— Exercise brief —
Find the lines in these entries that include the word "JSON" and state how many there are, with no other words.

******

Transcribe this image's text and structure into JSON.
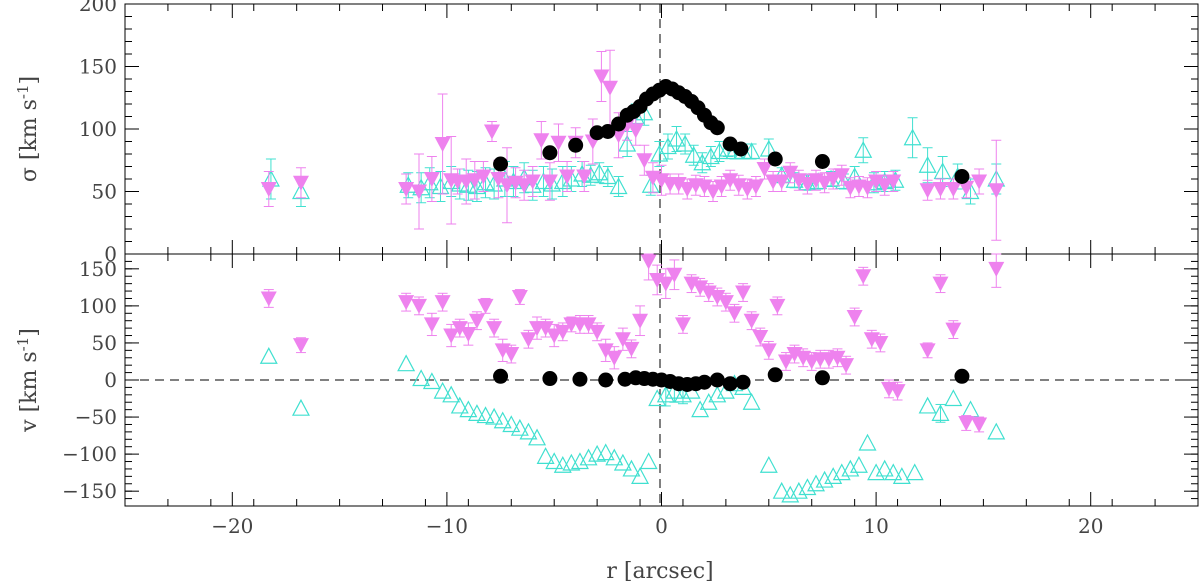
{
  "colors": {
    "magenta": "#ee82ee",
    "cyan": "#40e0d0",
    "black": "#000000"
  },
  "chart_data": [
    {
      "type": "scatter",
      "panel": "top",
      "ylabel": "σ [km s",
      "ylabel_sup": "-1",
      "ylabel_tail": "]",
      "xlim": [
        -25,
        25
      ],
      "ylim": [
        0,
        200
      ],
      "yticks": [
        0,
        50,
        100,
        150,
        200
      ],
      "ytick_labels": [
        "0",
        "50",
        "100",
        "150",
        "200"
      ],
      "xticks": [
        -20,
        -10,
        0,
        10,
        20
      ],
      "series": [
        {
          "name": "filled-circles",
          "marker": "circle",
          "color": "#000000",
          "x": [
            -7.5,
            -5.2,
            -4.0,
            -3.0,
            -2.5,
            -2.0,
            -1.6,
            -1.3,
            -1.0,
            -0.7,
            -0.4,
            -0.1,
            0.2,
            0.5,
            0.8,
            1.1,
            1.4,
            1.7,
            2.0,
            2.3,
            2.6,
            3.2,
            3.7,
            5.3,
            7.5,
            14.0
          ],
          "y": [
            72,
            81,
            87,
            97,
            98,
            104,
            111,
            114,
            118,
            124,
            128,
            131,
            134,
            132,
            129,
            126,
            122,
            117,
            111,
            105,
            101,
            88,
            84,
            76,
            74,
            62
          ],
          "err": [
            0,
            0,
            0,
            0,
            0,
            0,
            0,
            0,
            0,
            0,
            0,
            0,
            0,
            0,
            0,
            0,
            0,
            0,
            0,
            0,
            0,
            0,
            0,
            0,
            0,
            0
          ]
        },
        {
          "name": "open-triangles",
          "marker": "triangle-up-open",
          "color": "#40e0d0",
          "x": [
            -18.2,
            -16.8,
            -11.8,
            -11.2,
            -10.8,
            -10.3,
            -9.8,
            -9.4,
            -9.0,
            -8.6,
            -8.2,
            -7.8,
            -7.3,
            -6.9,
            -6.4,
            -6.0,
            -5.5,
            -5.1,
            -4.6,
            -4.2,
            -3.7,
            -3.3,
            -2.9,
            -2.5,
            -2.0,
            -1.6,
            -1.2,
            -0.8,
            -0.5,
            -0.1,
            0.3,
            0.7,
            1.1,
            1.5,
            1.9,
            2.3,
            2.7,
            3.1,
            3.4,
            3.8,
            4.2,
            5.0,
            5.6,
            6.2,
            6.8,
            7.3,
            7.9,
            8.5,
            9.0,
            9.4,
            9.9,
            10.4,
            10.9,
            11.7,
            12.4,
            13.1,
            13.8,
            14.4,
            15.6
          ],
          "y": [
            60,
            50,
            55,
            53,
            57,
            54,
            58,
            56,
            55,
            54,
            57,
            56,
            60,
            58,
            61,
            55,
            58,
            56,
            58,
            60,
            64,
            63,
            65,
            62,
            54,
            88,
            110,
            113,
            55,
            80,
            86,
            92,
            88,
            79,
            73,
            78,
            82,
            84,
            82,
            82,
            82,
            84,
            63,
            59,
            57,
            58,
            60,
            58,
            62,
            83,
            57,
            58,
            59,
            93,
            71,
            66,
            62,
            50,
            60
          ],
          "err": [
            16,
            12,
            10,
            12,
            12,
            12,
            12,
            12,
            12,
            12,
            12,
            12,
            14,
            12,
            12,
            12,
            12,
            12,
            12,
            10,
            10,
            8,
            8,
            8,
            8,
            10,
            10,
            10,
            8,
            10,
            10,
            10,
            8,
            8,
            8,
            8,
            8,
            6,
            6,
            6,
            6,
            8,
            6,
            6,
            6,
            6,
            6,
            6,
            8,
            10,
            8,
            8,
            8,
            16,
            14,
            12,
            10,
            10,
            12
          ]
        },
        {
          "name": "filled-down-triangles",
          "marker": "triangle-down",
          "color": "#ee82ee",
          "x": [
            -18.3,
            -16.8,
            -11.9,
            -11.3,
            -10.7,
            -10.2,
            -9.8,
            -9.5,
            -9.1,
            -8.7,
            -8.3,
            -7.9,
            -7.6,
            -7.2,
            -6.8,
            -6.4,
            -6.0,
            -5.6,
            -5.2,
            -4.8,
            -4.4,
            -4.0,
            -3.6,
            -3.2,
            -2.8,
            -2.4,
            -2.0,
            -1.6,
            -1.2,
            -0.8,
            -0.4,
            0.0,
            0.4,
            0.8,
            1.2,
            1.6,
            2.0,
            2.4,
            2.8,
            3.2,
            3.6,
            4.0,
            4.4,
            4.8,
            5.2,
            5.6,
            6.0,
            6.4,
            6.8,
            7.2,
            7.6,
            8.0,
            8.4,
            8.8,
            9.2,
            9.6,
            10.0,
            10.4,
            10.8,
            12.4,
            13.0,
            13.6,
            14.2,
            14.8,
            15.6
          ],
          "y": [
            52,
            57,
            52,
            50,
            60,
            88,
            59,
            58,
            58,
            59,
            62,
            98,
            60,
            55,
            57,
            55,
            58,
            91,
            58,
            89,
            62,
            89,
            62,
            90,
            142,
            133,
            95,
            103,
            99,
            75,
            61,
            59,
            56,
            56,
            52,
            55,
            54,
            50,
            54,
            59,
            55,
            52,
            54,
            68,
            58,
            58,
            65,
            59,
            56,
            59,
            57,
            60,
            63,
            53,
            54,
            53,
            58,
            55,
            58,
            51,
            52,
            52,
            53,
            58,
            51
          ],
          "err": [
            14,
            12,
            12,
            30,
            18,
            40,
            35,
            10,
            18,
            15,
            12,
            8,
            15,
            30,
            12,
            12,
            12,
            15,
            15,
            15,
            12,
            12,
            12,
            18,
            20,
            30,
            18,
            12,
            12,
            12,
            12,
            12,
            8,
            8,
            8,
            8,
            8,
            8,
            8,
            8,
            8,
            8,
            8,
            8,
            8,
            8,
            8,
            8,
            8,
            8,
            8,
            8,
            8,
            8,
            8,
            8,
            8,
            8,
            8,
            8,
            8,
            8,
            8,
            10,
            40
          ]
        }
      ]
    },
    {
      "type": "scatter",
      "panel": "bottom",
      "xlabel": "r [arcsec]",
      "ylabel": "v [km s",
      "ylabel_sup": "-1",
      "ylabel_tail": "]",
      "xlim": [
        -25,
        25
      ],
      "ylim": [
        -170,
        170
      ],
      "yticks": [
        -150,
        -100,
        -50,
        0,
        50,
        100,
        150
      ],
      "ytick_labels": [
        "−150",
        "−100",
        "−50",
        "0",
        "50",
        "100",
        "150"
      ],
      "xticks": [
        -20,
        -10,
        0,
        10,
        20
      ],
      "xtick_labels": [
        "−20",
        "−10",
        "0",
        "10",
        "20"
      ],
      "series": [
        {
          "name": "filled-circles",
          "marker": "circle",
          "color": "#000000",
          "x": [
            -7.5,
            -5.2,
            -3.8,
            -2.6,
            -1.7,
            -1.2,
            -0.8,
            -0.4,
            0.0,
            0.4,
            0.8,
            1.2,
            1.6,
            2.0,
            2.6,
            3.2,
            3.8,
            5.3,
            7.5,
            14.0
          ],
          "y": [
            5,
            2,
            1,
            0,
            1,
            3,
            2,
            1,
            0,
            -2,
            -5,
            -6,
            -5,
            -3,
            0,
            -5,
            -3,
            7,
            3,
            5
          ],
          "err": [
            0,
            0,
            0,
            0,
            0,
            0,
            0,
            0,
            0,
            0,
            0,
            0,
            0,
            0,
            0,
            0,
            0,
            0,
            0,
            0
          ]
        },
        {
          "name": "open-triangles",
          "marker": "triangle-up-open",
          "color": "#40e0d0",
          "x": [
            -18.3,
            -16.8,
            -11.9,
            -11.2,
            -10.7,
            -10.2,
            -9.8,
            -9.4,
            -9.0,
            -8.6,
            -8.2,
            -7.8,
            -7.4,
            -7.0,
            -6.6,
            -6.2,
            -5.8,
            -5.4,
            -5.0,
            -4.6,
            -4.2,
            -3.8,
            -3.4,
            -3.0,
            -2.6,
            -2.2,
            -1.8,
            -1.4,
            -1.0,
            -0.6,
            -0.2,
            0.2,
            0.6,
            1.0,
            1.4,
            1.8,
            2.2,
            2.6,
            3.0,
            3.4,
            3.8,
            4.2,
            5.0,
            5.6,
            6.0,
            6.4,
            6.8,
            7.2,
            7.6,
            8.0,
            8.4,
            8.8,
            9.2,
            9.6,
            10.0,
            10.4,
            10.8,
            11.2,
            11.8,
            12.4,
            13.0,
            13.6,
            14.4,
            15.6
          ],
          "y": [
            32,
            -38,
            22,
            2,
            -2,
            -15,
            -20,
            -35,
            -40,
            -45,
            -48,
            -50,
            -55,
            -60,
            -65,
            -70,
            -78,
            -103,
            -110,
            -115,
            -112,
            -110,
            -105,
            -100,
            -98,
            -105,
            -112,
            -120,
            -130,
            -110,
            -25,
            -20,
            -15,
            -20,
            -15,
            -40,
            -30,
            -20,
            -15,
            -5,
            -10,
            -30,
            -115,
            -150,
            -155,
            -150,
            -145,
            -140,
            -135,
            -130,
            -125,
            -120,
            -115,
            -85,
            -125,
            -120,
            -125,
            -130,
            -125,
            -35,
            -45,
            -25,
            -40,
            -70
          ],
          "err": [
            0,
            0,
            0,
            0,
            0,
            0,
            0,
            0,
            0,
            0,
            0,
            0,
            0,
            0,
            0,
            0,
            0,
            0,
            0,
            0,
            0,
            0,
            0,
            0,
            0,
            0,
            0,
            0,
            0,
            0,
            0,
            15,
            15,
            12,
            0,
            0,
            0,
            0,
            0,
            0,
            0,
            0,
            0,
            0,
            0,
            0,
            0,
            0,
            0,
            0,
            0,
            0,
            0,
            0,
            0,
            0,
            0,
            0,
            0,
            0,
            12,
            0,
            0,
            0
          ]
        },
        {
          "name": "filled-down-triangles",
          "marker": "triangle-down",
          "color": "#ee82ee",
          "x": [
            -18.3,
            -16.8,
            -11.9,
            -11.3,
            -10.7,
            -10.2,
            -9.8,
            -9.4,
            -9.0,
            -8.6,
            -8.2,
            -7.8,
            -7.4,
            -7.0,
            -6.6,
            -6.2,
            -5.8,
            -5.4,
            -5.0,
            -4.6,
            -4.2,
            -3.8,
            -3.4,
            -3.0,
            -2.6,
            -2.2,
            -1.8,
            -1.4,
            -1.0,
            -0.6,
            -0.2,
            0.2,
            0.6,
            1.0,
            1.4,
            1.8,
            2.2,
            2.6,
            3.0,
            3.4,
            3.8,
            4.2,
            4.6,
            5.0,
            5.4,
            5.8,
            6.2,
            6.6,
            7.0,
            7.4,
            7.8,
            8.2,
            8.6,
            9.0,
            9.4,
            9.8,
            10.2,
            10.6,
            11.0,
            12.4,
            13.0,
            13.6,
            14.2,
            14.8,
            15.6
          ],
          "y": [
            110,
            47,
            105,
            100,
            75,
            105,
            60,
            70,
            62,
            80,
            100,
            70,
            40,
            35,
            112,
            55,
            70,
            70,
            60,
            65,
            75,
            75,
            75,
            65,
            40,
            30,
            55,
            42,
            80,
            160,
            135,
            130,
            142,
            75,
            130,
            125,
            118,
            112,
            105,
            90,
            118,
            80,
            58,
            40,
            100,
            25,
            35,
            30,
            25,
            28,
            28,
            30,
            20,
            85,
            140,
            55,
            50,
            -12,
            -15,
            40,
            130,
            68,
            -58,
            -60,
            150
          ],
          "err": [
            12,
            10,
            12,
            12,
            15,
            12,
            15,
            12,
            15,
            12,
            10,
            12,
            15,
            12,
            10,
            12,
            15,
            12,
            15,
            12,
            10,
            12,
            12,
            12,
            15,
            15,
            15,
            12,
            20,
            25,
            20,
            20,
            20,
            12,
            12,
            12,
            12,
            12,
            12,
            12,
            12,
            12,
            12,
            12,
            12,
            12,
            12,
            12,
            12,
            12,
            12,
            12,
            12,
            12,
            12,
            12,
            12,
            12,
            12,
            10,
            12,
            12,
            10,
            10,
            25
          ]
        }
      ]
    }
  ]
}
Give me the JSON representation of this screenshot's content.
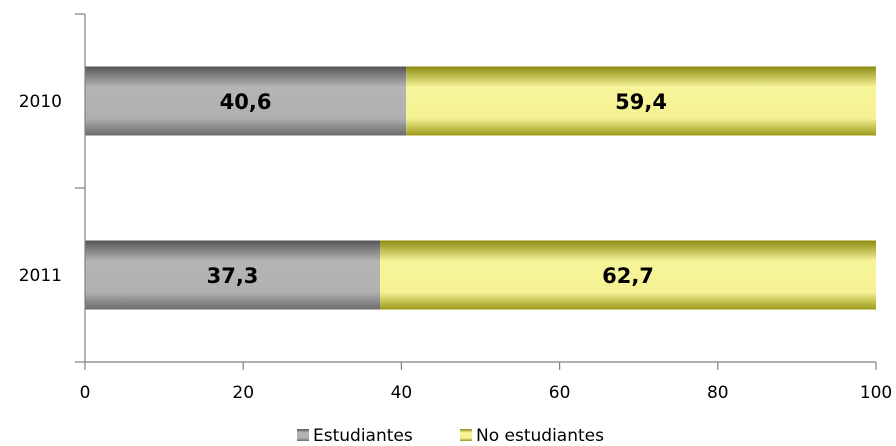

******

— Complete output —
2